* _Aim of the exercise_
Wherever the string "dpon" occurs in a line of these records, report that line.

^^^^

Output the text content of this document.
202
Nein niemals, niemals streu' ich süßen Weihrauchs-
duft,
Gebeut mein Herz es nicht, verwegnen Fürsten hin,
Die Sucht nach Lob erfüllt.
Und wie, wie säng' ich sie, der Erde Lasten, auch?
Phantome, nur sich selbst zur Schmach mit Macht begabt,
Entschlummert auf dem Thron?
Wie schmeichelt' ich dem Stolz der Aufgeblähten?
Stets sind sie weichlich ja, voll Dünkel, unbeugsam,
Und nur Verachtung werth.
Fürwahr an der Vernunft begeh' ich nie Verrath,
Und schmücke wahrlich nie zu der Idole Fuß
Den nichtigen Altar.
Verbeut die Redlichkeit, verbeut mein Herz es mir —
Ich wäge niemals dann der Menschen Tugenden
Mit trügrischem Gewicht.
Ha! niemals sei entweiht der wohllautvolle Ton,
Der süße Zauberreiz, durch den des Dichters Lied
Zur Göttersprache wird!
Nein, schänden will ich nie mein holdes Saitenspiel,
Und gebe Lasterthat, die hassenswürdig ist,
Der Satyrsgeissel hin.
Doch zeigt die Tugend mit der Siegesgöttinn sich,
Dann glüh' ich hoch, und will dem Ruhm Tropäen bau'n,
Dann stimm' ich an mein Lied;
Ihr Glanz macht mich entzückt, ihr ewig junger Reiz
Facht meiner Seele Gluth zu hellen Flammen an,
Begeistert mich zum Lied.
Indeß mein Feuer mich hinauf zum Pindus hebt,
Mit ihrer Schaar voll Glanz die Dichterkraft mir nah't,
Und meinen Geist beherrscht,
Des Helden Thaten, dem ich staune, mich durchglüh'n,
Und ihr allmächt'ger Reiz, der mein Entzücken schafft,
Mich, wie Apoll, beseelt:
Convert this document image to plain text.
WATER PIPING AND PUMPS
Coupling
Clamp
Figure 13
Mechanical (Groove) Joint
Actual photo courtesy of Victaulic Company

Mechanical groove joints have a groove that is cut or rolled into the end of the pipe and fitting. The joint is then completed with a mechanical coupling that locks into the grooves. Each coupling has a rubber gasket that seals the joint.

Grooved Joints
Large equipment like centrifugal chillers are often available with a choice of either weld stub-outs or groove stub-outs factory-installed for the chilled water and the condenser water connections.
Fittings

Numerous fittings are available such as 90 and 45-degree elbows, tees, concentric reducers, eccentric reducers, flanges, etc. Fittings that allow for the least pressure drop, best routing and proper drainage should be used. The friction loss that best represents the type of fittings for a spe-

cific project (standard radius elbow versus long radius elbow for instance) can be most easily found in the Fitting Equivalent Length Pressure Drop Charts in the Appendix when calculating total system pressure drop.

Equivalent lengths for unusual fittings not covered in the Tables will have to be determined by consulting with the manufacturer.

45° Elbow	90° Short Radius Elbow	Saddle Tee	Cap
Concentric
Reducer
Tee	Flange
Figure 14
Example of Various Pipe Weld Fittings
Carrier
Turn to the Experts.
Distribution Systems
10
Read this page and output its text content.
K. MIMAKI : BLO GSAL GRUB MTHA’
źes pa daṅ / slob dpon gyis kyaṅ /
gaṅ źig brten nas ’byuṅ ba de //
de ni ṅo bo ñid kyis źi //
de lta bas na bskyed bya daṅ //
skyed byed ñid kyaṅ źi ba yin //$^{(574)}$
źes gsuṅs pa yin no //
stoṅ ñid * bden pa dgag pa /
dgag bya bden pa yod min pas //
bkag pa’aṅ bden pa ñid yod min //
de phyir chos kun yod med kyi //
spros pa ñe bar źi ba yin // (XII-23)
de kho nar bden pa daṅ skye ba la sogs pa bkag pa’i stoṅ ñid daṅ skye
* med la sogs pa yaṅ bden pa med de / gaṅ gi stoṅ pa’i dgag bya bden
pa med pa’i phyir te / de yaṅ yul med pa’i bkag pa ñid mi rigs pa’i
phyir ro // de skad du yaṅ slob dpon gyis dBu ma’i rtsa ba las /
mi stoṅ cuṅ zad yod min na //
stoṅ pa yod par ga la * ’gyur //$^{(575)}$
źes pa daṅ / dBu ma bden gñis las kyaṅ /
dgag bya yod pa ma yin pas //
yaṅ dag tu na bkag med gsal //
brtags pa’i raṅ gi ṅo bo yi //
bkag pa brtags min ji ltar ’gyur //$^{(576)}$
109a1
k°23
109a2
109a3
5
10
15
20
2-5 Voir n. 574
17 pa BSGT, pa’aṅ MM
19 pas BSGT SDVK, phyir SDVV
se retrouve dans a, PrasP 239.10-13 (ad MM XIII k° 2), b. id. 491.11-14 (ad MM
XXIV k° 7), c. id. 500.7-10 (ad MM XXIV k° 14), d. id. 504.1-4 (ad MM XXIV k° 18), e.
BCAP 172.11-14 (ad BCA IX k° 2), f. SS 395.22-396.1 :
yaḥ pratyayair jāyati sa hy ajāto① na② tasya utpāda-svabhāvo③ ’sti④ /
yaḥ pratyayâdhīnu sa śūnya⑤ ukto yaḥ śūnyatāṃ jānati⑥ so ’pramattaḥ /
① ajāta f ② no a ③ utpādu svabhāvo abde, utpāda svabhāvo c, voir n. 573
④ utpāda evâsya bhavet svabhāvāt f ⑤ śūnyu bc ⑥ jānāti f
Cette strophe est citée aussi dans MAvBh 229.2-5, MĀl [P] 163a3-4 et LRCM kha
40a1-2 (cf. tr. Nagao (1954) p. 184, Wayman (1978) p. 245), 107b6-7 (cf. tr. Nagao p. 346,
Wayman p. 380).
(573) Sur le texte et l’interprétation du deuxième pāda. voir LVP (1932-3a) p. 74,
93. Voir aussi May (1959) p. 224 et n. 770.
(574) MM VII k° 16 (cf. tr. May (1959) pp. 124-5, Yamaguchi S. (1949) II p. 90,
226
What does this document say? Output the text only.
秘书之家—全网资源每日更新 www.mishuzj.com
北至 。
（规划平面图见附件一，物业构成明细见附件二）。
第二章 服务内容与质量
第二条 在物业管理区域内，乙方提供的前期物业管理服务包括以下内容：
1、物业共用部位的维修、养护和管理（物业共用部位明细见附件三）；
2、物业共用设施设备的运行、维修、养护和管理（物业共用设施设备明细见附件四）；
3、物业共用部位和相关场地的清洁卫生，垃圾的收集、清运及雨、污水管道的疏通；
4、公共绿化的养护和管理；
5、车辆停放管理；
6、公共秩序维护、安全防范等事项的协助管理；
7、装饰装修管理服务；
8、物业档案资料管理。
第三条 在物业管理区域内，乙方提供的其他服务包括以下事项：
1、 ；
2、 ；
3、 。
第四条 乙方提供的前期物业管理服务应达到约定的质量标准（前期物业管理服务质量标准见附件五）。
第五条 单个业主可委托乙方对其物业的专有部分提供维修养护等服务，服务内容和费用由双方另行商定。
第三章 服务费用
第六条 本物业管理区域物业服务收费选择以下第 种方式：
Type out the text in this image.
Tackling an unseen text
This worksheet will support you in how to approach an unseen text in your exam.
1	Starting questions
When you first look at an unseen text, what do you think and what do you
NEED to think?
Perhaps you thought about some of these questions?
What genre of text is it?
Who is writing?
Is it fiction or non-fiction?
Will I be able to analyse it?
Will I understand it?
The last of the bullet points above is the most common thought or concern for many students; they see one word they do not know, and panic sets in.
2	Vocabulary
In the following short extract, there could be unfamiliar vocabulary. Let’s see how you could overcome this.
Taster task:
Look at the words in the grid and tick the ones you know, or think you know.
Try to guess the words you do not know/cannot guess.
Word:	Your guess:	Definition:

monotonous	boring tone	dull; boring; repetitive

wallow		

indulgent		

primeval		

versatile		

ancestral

^^^^

* _Exercise result_
źes pa daṅ / slob dpon gyis kyaṅ /
phyir ro // de skad du yaṅ slob dpon gyis dBu ma’i rtsa ba las /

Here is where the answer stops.